>>>

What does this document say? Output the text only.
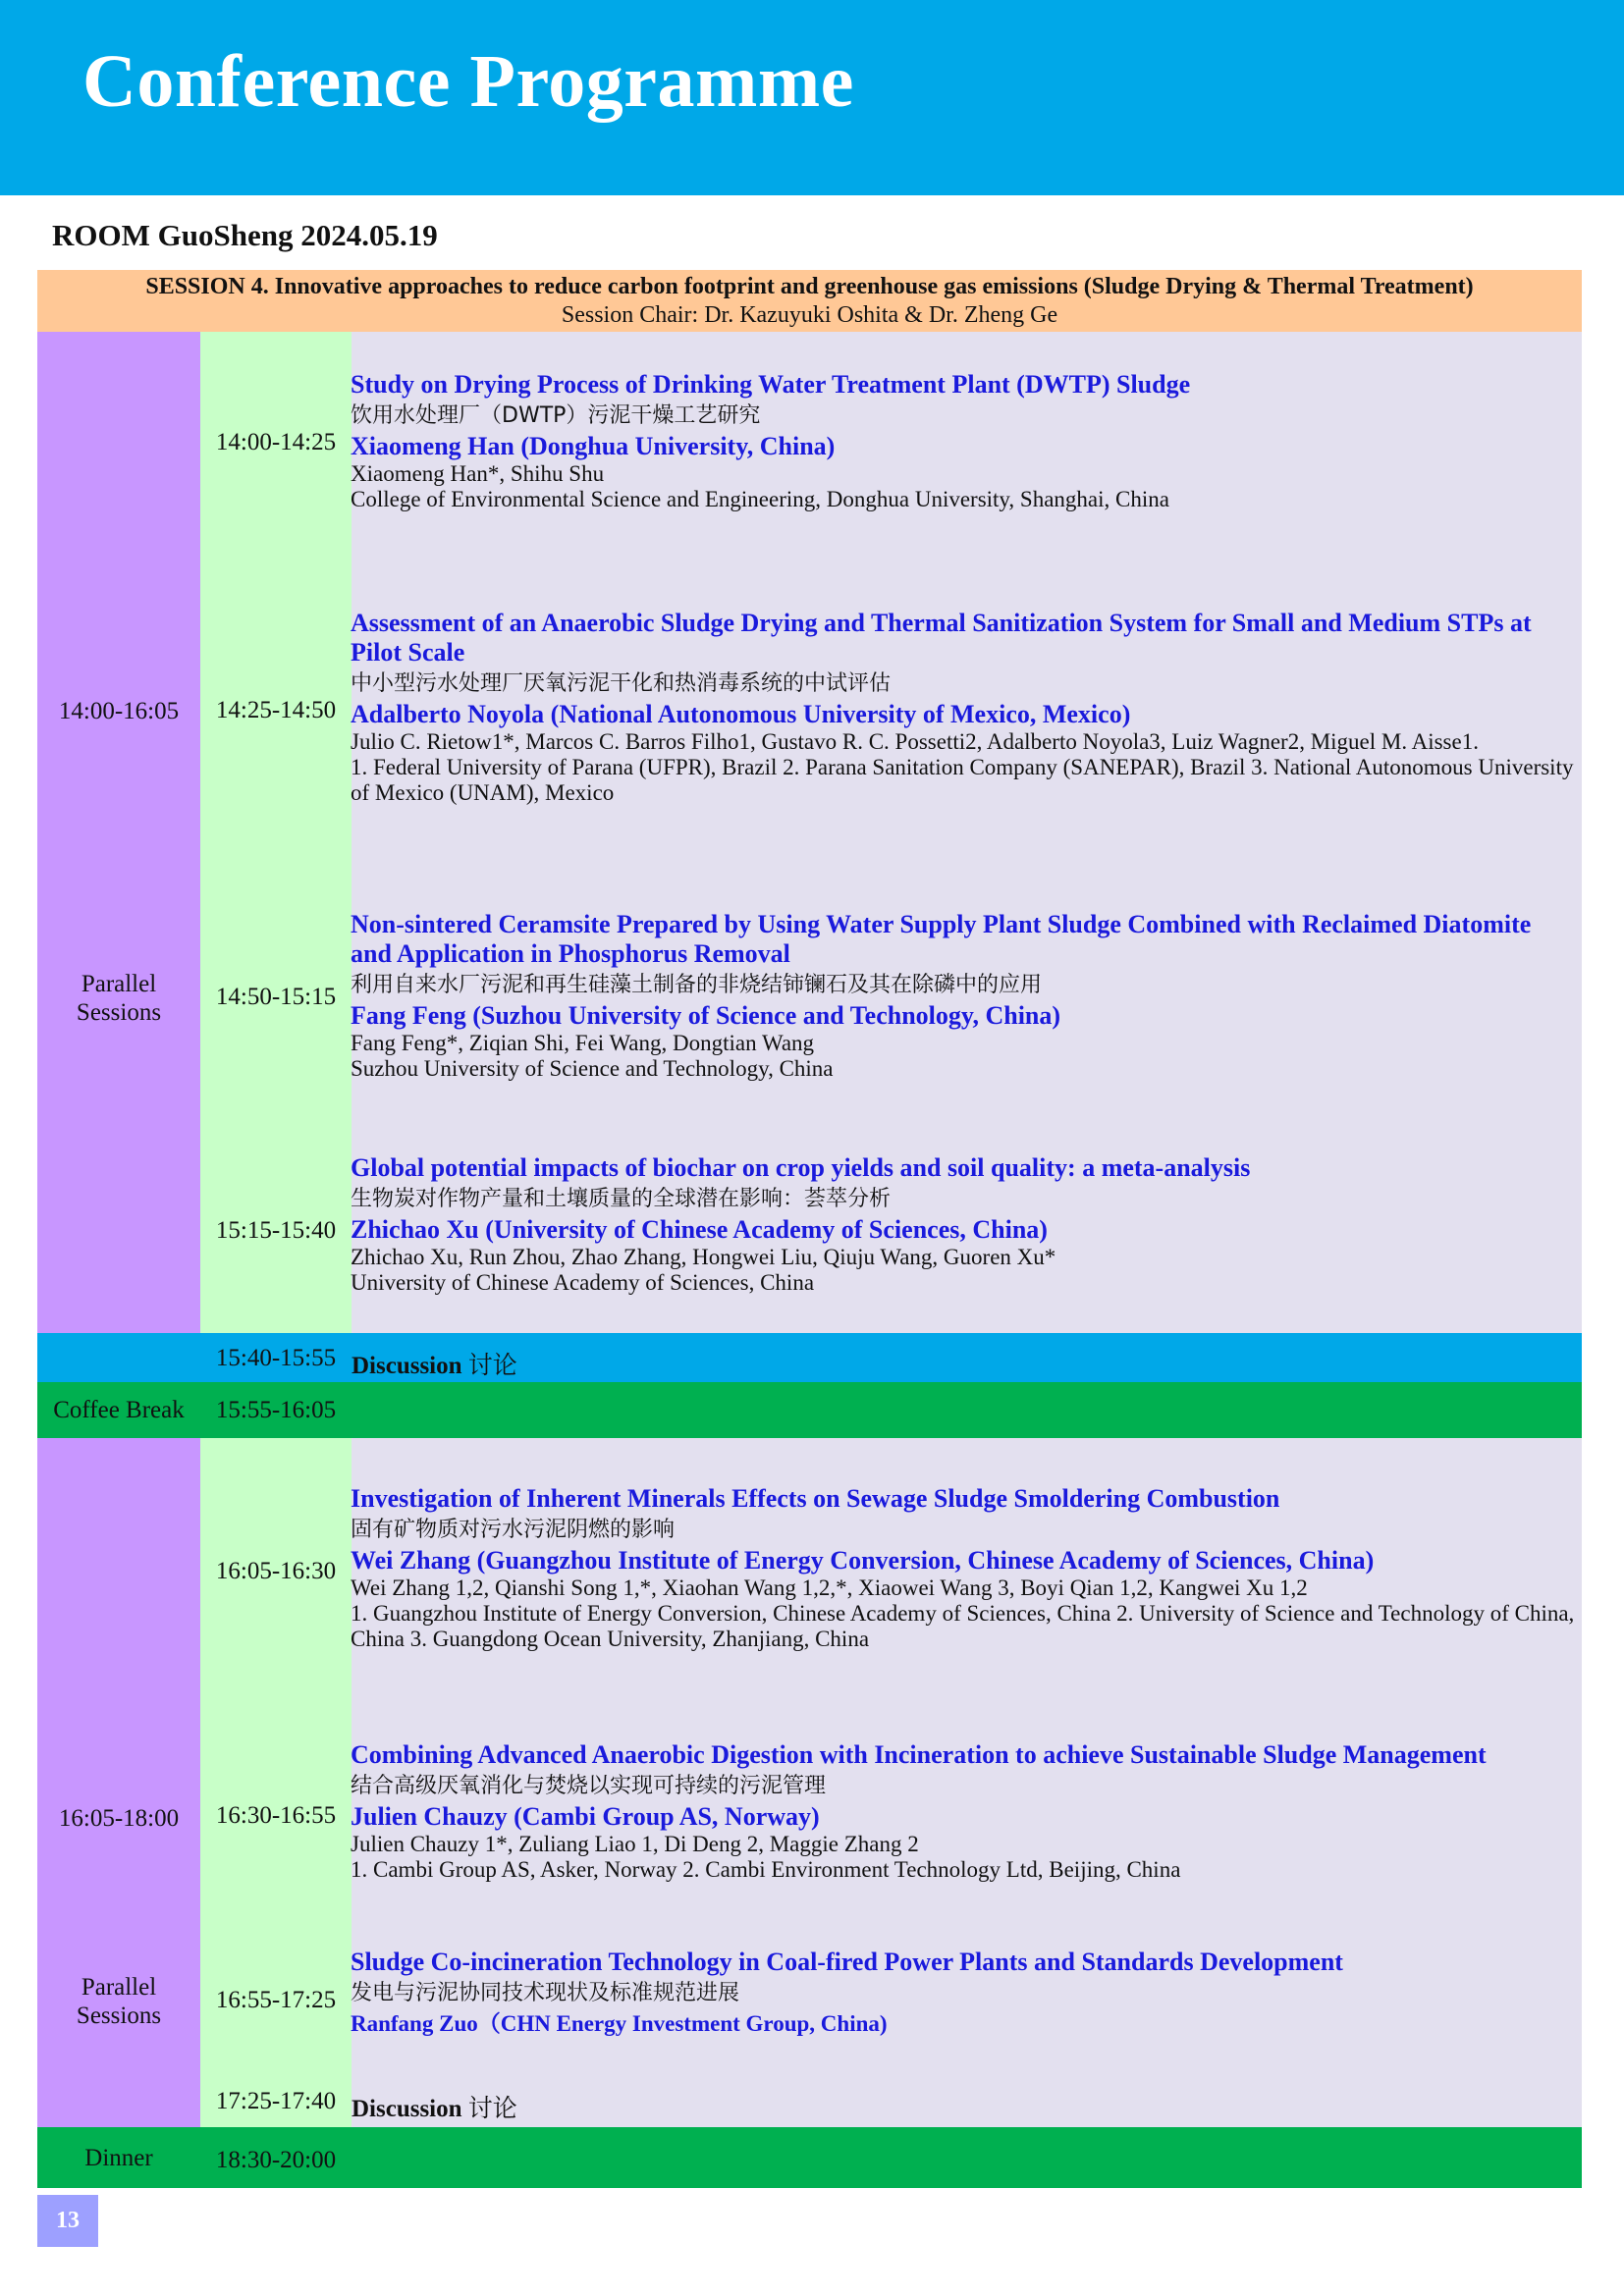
Conference Programme
ROOM GuoSheng 2024.05.19
SESSION 4. Innovative approaches to reduce carbon footprint and greenhouse gas emissions (Sludge Drying & Thermal Treatment)
Session Chair: Dr. Kazuyuki Oshita & Dr. Zheng Ge
14:00-16:05
Parallel
Sessions
14:00-14:25
Study on Drying Process of Drinking Water Treatment Plant (DWTP) Sludge
饮用水处理厂（DWTP）污泥干燥工艺研究
Xiaomeng Han (Donghua University, China)
Xiaomeng Han*, Shihu Shu
College of Environmental Science and Engineering, Donghua University, Shanghai, China
14:25-14:50
Assessment of an Anaerobic Sludge Drying and Thermal Sanitization System for Small and Medium STPs at Pilot Scale
中小型污水处理厂厌氧污泥干化和热消毒系统的中试评估
Adalberto Noyola (National Autonomous University of Mexico, Mexico)
Julio C. Rietow1*, Marcos C. Barros Filho1, Gustavo R. C. Possetti2, Adalberto Noyola3, Luiz Wagner2, Miguel M. Aisse1.
1. Federal University of Parana (UFPR), Brazil 2. Parana Sanitation Company (SANEPAR), Brazil 3. National Autonomous University of Mexico (UNAM), Mexico
14:50-15:15
Non-sintered Ceramsite Prepared by Using Water Supply Plant Sludge Combined with Reclaimed Diatomite and Application in Phosphorus Removal
利用自来水厂污泥和再生硅藻土制备的非烧结铈镧石及其在除磷中的应用
Fang Feng (Suzhou University of Science and Technology, China)
Fang Feng*, Ziqian Shi, Fei Wang, Dongtian Wang
Suzhou University of Science and Technology, China
15:15-15:40
Global potential impacts of biochar on crop yields and soil quality: a meta-analysis
生物炭对作物产量和土壤质量的全球潜在影响：荟萃分析
Zhichao Xu (University of Chinese Academy of Sciences, China)
Zhichao Xu, Run Zhou, Zhao Zhang, Hongwei Liu, Qiuju Wang, Guoren Xu*
University of Chinese Academy of Sciences, China
15:40-15:55 Discussion 讨论
Coffee Break	15:55-16:05
16:05-18:00
Parallel
Sessions
16:05-16:30
Investigation of Inherent Minerals Effects on Sewage Sludge Smoldering Combustion
固有矿物质对污水污泥阴燃的影响
Wei Zhang (Guangzhou Institute of Energy Conversion, Chinese Academy of Sciences, China)
Wei Zhang 1,2, Qianshi Song 1,*, Xiaohan Wang 1,2,*, Xiaowei Wang 3, Boyi Qian 1,2, Kangwei Xu 1,2
1. Guangzhou Institute of Energy Conversion, Chinese Academy of Sciences, China 2. University of Science and Technology of China, China 3. Guangdong Ocean University, Zhanjiang, China
16:30-16:55
Combining Advanced Anaerobic Digestion with Incineration to achieve Sustainable Sludge Management
结合高级厌氧消化与焚烧以实现可持续的污泥管理
Julien Chauzy (Cambi Group AS, Norway)
Julien Chauzy 1*, Zuliang Liao 1, Di Deng 2, Maggie Zhang 2
1. Cambi Group AS, Asker, Norway 2. Cambi Environment Technology Ltd, Beijing, China
16:55-17:25
Sludge Co-incineration Technology in Coal-fired Power Plants and Standards Development
发电与污泥协同技术现状及标准规范进展
Ranfang Zuo（CHN Energy Investment Group, China)
17:25-17:40 Discussion 讨论
Dinner	18:30-20:00
13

<<<

PROBLEM DESCRIPTION: Search the records for the word "Norway" and copy every line where it occurs.

RESULT OF THE EXERCISE:
Julien Chauzy (Cambi Group AS, Norway)
1. Cambi Group AS, Asker, Norway 2. Cambi Environment Technology Ltd, Beijing, China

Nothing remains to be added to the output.